### Do this
Identify every line in the records below that contains the word "capitals", and copy each of those lines.

┏━━

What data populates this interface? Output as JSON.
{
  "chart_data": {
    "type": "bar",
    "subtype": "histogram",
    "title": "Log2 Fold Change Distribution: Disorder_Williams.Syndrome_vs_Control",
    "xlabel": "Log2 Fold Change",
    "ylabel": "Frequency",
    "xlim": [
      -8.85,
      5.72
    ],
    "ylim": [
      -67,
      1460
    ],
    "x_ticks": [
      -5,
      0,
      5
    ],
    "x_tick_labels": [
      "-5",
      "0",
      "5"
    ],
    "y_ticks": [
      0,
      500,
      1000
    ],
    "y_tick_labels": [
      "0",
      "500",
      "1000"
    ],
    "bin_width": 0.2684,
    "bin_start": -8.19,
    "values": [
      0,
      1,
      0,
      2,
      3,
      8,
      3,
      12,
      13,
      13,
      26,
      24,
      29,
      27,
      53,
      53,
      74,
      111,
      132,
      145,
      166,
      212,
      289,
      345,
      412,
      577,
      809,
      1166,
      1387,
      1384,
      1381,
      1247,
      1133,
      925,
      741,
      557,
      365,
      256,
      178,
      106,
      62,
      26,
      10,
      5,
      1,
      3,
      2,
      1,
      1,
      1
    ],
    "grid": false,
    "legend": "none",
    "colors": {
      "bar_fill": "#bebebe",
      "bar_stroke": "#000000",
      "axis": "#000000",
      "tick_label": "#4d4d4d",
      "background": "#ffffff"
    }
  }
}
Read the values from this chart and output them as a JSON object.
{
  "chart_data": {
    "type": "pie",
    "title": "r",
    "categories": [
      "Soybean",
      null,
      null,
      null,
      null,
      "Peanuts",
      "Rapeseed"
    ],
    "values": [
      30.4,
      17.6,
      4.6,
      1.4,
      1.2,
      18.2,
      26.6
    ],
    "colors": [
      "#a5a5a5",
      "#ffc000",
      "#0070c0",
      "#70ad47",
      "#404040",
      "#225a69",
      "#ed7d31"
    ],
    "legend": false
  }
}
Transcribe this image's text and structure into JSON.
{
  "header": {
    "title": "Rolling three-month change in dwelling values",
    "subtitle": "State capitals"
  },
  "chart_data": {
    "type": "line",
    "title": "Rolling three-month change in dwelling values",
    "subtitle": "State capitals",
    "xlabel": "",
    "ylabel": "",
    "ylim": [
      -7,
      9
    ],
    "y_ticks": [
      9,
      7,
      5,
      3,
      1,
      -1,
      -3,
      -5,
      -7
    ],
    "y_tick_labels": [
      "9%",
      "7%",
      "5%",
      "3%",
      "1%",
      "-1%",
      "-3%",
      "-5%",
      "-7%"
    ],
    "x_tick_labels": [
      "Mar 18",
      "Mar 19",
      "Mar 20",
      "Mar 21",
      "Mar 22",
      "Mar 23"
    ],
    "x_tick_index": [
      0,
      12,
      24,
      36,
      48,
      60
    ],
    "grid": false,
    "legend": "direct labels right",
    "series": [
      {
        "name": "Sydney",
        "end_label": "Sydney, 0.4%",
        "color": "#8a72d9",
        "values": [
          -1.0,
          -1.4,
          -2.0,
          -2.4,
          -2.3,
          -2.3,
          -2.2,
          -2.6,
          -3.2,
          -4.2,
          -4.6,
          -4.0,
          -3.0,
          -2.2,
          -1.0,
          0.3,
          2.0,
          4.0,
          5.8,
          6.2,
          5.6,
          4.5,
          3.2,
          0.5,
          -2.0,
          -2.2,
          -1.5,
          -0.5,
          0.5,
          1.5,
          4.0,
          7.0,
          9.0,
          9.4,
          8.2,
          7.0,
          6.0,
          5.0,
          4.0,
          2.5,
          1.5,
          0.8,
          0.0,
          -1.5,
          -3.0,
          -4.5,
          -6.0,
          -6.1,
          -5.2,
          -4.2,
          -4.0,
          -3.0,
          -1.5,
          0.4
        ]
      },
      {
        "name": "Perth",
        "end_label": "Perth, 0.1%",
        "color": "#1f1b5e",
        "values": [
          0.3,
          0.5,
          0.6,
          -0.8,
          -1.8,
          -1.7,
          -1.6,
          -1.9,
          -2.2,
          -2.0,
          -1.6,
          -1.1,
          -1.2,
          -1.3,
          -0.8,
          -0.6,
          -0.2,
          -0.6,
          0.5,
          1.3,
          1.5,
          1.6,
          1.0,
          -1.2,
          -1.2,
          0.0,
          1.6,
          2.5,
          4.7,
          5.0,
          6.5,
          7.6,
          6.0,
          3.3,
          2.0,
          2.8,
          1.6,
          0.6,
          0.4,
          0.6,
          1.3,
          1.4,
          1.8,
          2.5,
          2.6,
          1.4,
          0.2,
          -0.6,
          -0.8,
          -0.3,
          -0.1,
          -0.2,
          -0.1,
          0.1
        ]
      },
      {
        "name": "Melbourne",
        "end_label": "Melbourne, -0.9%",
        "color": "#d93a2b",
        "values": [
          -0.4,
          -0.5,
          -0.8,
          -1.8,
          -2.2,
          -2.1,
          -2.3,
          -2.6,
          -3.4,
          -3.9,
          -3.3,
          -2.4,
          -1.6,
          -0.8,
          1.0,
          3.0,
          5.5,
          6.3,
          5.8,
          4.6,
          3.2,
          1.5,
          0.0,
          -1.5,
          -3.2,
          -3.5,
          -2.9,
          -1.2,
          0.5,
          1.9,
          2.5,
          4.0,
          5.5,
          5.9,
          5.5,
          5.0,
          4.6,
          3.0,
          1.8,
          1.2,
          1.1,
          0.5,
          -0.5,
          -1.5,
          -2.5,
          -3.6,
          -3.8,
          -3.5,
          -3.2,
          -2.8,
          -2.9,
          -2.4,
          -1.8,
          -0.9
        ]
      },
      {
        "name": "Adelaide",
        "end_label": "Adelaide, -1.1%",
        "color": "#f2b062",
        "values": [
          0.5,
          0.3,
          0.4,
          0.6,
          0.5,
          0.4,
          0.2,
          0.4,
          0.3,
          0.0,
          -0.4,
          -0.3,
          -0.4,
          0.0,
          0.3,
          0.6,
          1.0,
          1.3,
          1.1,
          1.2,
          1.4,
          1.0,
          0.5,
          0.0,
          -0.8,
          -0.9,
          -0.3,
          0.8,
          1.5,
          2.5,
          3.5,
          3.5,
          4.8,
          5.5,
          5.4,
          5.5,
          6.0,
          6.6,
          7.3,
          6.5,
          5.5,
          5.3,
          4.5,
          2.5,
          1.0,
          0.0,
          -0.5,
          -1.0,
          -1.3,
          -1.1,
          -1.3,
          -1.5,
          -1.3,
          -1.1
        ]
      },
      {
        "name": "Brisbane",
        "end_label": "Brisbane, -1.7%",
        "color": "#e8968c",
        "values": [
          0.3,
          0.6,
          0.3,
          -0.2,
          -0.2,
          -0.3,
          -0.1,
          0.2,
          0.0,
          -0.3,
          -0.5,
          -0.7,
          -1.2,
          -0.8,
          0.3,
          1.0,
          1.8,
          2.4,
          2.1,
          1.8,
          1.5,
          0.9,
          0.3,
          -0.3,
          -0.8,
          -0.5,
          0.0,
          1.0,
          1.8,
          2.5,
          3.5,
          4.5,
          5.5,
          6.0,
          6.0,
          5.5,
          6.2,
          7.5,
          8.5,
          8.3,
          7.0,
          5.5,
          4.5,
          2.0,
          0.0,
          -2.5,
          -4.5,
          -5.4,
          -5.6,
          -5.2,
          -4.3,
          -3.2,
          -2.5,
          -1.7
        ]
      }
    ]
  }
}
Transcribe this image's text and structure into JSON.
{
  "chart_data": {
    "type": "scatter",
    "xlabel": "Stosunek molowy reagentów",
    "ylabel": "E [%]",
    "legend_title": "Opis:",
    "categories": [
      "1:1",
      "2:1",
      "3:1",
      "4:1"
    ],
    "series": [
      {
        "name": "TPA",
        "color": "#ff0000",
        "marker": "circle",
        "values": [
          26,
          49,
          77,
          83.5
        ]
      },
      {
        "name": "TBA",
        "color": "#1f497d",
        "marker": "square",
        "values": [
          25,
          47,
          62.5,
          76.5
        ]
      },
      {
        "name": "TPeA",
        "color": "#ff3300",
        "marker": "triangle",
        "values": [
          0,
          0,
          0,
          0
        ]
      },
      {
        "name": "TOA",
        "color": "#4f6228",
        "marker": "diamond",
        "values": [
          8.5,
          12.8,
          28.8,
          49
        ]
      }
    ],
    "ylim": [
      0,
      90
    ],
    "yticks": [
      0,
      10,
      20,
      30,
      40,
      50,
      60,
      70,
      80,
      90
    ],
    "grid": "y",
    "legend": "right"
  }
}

┗━━

### Task solution
    "subtitle": "State capitals"
    "subtitle": "State capitals",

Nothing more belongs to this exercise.